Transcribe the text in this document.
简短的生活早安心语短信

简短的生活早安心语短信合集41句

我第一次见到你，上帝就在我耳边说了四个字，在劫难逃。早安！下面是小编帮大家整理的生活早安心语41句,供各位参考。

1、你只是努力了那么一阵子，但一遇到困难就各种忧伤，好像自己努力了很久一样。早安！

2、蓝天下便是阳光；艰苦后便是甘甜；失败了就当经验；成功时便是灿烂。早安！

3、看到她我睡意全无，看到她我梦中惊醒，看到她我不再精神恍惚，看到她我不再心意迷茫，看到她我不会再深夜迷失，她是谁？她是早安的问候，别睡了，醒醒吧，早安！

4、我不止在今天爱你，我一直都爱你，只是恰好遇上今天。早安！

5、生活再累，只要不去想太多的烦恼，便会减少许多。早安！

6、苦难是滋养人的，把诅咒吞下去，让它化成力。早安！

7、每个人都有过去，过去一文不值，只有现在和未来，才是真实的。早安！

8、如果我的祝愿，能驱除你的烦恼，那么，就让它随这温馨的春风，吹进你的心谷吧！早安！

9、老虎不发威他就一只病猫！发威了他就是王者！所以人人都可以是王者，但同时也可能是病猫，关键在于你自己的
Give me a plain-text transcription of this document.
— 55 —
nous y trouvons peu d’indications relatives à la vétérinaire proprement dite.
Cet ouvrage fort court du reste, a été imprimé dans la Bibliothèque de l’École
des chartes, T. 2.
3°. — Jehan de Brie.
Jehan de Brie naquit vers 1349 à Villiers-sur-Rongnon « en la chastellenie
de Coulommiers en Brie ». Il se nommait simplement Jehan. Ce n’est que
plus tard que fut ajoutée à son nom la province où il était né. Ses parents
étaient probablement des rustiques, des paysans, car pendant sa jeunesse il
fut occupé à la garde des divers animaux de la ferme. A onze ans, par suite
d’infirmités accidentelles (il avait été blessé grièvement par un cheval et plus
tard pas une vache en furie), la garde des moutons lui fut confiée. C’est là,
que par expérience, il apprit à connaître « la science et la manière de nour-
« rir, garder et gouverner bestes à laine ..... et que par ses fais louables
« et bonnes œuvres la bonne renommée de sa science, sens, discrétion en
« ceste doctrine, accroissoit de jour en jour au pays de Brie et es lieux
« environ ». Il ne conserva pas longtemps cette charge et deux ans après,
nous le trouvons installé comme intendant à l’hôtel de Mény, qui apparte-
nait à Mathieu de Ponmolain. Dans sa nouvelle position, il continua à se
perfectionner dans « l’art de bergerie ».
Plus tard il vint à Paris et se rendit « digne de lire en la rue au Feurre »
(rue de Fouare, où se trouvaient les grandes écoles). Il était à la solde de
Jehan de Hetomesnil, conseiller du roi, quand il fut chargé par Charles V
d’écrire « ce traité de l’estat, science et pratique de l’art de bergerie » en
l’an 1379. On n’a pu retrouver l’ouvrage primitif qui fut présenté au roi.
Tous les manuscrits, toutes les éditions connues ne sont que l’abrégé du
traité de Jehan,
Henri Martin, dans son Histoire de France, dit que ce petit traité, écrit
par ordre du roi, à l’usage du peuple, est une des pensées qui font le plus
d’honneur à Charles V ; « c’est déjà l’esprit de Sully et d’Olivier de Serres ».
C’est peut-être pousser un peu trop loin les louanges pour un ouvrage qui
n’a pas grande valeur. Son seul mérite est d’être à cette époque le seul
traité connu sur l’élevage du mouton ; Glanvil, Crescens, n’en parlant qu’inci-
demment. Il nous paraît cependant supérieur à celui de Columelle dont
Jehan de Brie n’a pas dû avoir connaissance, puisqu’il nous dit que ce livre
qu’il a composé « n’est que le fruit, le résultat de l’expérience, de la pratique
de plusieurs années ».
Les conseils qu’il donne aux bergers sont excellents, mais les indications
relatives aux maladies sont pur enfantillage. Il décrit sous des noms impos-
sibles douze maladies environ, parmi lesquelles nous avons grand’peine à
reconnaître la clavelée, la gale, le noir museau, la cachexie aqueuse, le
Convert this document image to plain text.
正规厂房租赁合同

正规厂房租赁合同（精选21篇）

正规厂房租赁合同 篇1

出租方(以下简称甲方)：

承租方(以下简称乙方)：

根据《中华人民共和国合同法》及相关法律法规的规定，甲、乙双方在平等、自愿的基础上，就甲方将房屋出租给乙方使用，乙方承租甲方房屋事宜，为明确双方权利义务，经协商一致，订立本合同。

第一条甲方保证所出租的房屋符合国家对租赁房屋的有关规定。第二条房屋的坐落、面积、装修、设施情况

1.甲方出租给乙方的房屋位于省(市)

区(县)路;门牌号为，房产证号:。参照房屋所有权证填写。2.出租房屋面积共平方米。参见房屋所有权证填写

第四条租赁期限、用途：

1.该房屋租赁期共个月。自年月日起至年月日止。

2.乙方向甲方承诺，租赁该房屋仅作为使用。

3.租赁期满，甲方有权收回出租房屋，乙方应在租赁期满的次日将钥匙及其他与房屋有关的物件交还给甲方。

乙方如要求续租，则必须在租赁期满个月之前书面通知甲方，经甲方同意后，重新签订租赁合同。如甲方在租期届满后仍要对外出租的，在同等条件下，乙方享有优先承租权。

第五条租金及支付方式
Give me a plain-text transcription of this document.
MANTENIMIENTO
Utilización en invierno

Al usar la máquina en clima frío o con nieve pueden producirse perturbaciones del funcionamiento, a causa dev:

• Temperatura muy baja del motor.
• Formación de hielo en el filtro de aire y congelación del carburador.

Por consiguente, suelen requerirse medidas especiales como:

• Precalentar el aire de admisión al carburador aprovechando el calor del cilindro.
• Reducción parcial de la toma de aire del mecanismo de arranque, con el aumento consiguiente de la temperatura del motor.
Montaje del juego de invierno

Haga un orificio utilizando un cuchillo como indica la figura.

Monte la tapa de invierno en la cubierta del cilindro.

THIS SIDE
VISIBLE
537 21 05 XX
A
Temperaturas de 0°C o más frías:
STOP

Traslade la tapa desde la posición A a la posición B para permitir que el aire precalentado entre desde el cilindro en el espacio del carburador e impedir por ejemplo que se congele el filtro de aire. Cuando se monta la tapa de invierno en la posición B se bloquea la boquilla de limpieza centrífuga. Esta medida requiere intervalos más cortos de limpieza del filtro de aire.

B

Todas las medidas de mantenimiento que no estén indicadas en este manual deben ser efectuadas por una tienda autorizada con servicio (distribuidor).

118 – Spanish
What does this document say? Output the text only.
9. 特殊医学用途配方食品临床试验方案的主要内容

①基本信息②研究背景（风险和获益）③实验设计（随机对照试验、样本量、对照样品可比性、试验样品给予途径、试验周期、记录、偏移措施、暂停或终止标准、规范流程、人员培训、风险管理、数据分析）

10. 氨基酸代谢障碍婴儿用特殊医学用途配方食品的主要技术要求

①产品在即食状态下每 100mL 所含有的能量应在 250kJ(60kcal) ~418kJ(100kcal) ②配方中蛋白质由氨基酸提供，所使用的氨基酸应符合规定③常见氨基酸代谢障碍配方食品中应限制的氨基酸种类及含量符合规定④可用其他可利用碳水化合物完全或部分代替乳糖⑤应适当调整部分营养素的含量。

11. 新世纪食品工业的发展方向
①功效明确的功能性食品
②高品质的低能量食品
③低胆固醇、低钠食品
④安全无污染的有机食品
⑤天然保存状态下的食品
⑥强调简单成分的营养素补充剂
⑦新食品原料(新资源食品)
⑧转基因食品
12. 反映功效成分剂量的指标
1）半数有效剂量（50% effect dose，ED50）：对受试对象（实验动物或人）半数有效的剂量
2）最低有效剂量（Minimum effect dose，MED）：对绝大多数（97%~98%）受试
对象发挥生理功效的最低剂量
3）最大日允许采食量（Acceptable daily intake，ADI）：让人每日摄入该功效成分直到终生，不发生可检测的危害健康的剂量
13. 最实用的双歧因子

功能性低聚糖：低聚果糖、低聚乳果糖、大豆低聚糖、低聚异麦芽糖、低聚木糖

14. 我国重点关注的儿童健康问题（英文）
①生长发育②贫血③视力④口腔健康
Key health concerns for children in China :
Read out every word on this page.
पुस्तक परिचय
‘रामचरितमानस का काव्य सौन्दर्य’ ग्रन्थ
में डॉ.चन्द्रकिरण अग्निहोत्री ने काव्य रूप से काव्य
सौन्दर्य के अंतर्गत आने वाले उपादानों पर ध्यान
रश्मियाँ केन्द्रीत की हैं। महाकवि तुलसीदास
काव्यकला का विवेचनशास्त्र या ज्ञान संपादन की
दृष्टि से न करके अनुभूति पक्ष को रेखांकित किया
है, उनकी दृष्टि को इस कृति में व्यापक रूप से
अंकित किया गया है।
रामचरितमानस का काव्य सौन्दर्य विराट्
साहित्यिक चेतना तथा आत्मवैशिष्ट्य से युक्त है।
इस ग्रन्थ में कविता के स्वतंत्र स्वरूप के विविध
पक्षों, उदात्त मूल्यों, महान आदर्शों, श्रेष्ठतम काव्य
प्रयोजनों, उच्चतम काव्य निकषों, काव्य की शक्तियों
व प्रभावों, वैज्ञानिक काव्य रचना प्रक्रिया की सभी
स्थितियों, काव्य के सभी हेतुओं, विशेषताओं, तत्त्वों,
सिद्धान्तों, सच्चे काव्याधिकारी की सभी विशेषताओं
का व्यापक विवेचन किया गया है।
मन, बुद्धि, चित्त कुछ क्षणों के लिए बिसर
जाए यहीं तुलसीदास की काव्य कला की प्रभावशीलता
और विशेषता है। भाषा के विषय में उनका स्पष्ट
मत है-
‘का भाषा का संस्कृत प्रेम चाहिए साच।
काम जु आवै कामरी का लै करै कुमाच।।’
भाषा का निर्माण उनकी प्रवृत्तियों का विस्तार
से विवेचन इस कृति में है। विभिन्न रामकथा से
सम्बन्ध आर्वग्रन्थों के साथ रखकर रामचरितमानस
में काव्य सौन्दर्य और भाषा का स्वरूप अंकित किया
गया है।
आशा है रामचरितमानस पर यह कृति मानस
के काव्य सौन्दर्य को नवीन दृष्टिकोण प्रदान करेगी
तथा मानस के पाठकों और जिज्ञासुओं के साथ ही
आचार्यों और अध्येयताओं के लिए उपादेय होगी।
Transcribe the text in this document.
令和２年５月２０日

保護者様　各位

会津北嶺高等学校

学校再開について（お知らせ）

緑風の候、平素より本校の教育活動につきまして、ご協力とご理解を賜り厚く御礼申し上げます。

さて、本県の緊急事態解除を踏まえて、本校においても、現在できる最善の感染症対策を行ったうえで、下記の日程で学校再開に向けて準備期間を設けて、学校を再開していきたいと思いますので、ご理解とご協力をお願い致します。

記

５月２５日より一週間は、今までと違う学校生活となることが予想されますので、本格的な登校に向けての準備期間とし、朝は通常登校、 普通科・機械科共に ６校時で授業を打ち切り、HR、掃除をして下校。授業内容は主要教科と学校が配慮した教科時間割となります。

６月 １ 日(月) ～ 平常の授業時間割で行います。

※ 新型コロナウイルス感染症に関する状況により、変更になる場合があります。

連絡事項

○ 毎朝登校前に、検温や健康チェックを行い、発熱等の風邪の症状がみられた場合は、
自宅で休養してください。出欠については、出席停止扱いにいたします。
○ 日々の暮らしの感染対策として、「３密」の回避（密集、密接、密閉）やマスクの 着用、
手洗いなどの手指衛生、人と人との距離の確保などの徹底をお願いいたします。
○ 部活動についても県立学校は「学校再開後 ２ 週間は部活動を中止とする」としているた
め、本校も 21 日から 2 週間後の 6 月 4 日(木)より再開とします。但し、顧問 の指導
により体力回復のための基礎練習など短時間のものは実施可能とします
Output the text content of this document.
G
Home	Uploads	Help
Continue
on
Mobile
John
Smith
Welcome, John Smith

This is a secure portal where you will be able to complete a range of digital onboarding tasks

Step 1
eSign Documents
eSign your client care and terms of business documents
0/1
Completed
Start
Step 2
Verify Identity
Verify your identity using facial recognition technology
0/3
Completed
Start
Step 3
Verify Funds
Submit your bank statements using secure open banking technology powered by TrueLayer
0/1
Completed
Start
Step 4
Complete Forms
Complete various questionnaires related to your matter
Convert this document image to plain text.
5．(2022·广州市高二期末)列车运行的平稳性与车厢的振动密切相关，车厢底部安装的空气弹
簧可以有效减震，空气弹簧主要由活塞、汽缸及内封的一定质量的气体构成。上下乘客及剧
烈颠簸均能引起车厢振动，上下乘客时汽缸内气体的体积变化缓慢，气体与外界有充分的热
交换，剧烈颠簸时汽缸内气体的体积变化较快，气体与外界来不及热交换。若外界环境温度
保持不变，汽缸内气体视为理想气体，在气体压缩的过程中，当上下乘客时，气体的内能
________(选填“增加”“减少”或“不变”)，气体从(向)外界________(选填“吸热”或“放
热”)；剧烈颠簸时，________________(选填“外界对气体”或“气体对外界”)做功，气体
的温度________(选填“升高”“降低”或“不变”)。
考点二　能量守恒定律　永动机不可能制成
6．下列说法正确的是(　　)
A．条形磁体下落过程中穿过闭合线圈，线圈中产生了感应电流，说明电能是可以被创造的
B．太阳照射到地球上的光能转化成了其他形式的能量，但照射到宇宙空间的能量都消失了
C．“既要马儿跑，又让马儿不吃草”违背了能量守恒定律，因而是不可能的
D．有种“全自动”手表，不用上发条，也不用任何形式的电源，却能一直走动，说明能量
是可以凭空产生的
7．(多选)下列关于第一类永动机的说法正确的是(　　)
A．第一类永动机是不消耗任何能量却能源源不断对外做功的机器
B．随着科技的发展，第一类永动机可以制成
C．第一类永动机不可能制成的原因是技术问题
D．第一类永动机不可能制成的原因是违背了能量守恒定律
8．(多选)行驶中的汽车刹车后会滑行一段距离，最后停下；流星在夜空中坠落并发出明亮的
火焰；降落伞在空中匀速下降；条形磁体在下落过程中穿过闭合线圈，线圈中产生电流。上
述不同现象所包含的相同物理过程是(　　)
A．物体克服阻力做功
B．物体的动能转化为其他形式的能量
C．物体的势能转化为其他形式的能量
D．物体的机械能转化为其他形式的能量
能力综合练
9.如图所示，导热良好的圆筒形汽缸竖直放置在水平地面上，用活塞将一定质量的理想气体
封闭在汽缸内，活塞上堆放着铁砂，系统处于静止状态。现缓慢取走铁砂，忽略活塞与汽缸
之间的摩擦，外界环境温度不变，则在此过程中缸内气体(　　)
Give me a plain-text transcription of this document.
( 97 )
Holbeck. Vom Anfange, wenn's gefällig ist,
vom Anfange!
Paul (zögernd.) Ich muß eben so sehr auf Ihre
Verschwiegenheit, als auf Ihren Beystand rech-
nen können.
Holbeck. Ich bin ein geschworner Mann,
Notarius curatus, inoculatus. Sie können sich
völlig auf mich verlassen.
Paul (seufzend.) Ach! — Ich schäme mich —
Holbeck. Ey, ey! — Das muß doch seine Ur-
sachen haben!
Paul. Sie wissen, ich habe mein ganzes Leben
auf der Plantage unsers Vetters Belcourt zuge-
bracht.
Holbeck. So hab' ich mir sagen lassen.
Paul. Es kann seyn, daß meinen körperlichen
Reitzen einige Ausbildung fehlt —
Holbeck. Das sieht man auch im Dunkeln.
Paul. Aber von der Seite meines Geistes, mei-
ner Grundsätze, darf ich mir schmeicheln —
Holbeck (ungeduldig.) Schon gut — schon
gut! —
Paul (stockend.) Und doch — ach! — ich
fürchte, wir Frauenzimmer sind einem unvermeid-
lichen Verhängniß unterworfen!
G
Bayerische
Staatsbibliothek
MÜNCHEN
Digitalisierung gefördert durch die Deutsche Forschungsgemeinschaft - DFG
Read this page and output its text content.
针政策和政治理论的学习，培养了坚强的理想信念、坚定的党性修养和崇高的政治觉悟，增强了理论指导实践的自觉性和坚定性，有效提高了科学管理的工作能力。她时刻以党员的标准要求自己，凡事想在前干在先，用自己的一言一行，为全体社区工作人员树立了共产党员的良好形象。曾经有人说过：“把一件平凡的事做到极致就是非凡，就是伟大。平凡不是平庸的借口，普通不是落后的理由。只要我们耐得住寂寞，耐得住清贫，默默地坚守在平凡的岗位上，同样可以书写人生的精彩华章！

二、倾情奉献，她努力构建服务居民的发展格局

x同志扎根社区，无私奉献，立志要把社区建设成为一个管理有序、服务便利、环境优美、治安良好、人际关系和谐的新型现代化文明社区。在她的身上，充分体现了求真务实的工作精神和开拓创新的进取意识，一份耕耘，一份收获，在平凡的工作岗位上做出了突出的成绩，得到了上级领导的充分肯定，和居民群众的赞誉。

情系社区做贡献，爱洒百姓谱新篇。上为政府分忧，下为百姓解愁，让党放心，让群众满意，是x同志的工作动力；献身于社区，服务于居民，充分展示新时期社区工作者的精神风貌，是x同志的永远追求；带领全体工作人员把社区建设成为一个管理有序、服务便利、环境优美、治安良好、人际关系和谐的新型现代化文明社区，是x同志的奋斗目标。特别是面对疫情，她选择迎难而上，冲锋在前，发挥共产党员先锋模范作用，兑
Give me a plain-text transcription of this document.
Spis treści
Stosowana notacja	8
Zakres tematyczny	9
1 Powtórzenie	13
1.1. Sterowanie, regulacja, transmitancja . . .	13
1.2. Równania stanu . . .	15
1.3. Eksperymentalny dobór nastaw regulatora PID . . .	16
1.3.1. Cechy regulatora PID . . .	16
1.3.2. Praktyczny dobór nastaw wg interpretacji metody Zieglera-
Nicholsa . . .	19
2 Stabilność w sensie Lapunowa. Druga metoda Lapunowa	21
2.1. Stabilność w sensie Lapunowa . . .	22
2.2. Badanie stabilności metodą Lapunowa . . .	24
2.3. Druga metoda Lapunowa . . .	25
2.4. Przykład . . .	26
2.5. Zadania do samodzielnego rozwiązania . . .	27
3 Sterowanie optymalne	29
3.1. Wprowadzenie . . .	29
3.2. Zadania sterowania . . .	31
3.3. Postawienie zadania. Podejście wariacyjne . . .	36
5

===

== Your instructions ==
Pick out and copy every line that contains the word "Druga".

== Completed exercise ==
2 Stabilność w sensie Lapunowa. Druga metoda Lapunowa	21
2.3. Druga metoda Lapunowa . . .	25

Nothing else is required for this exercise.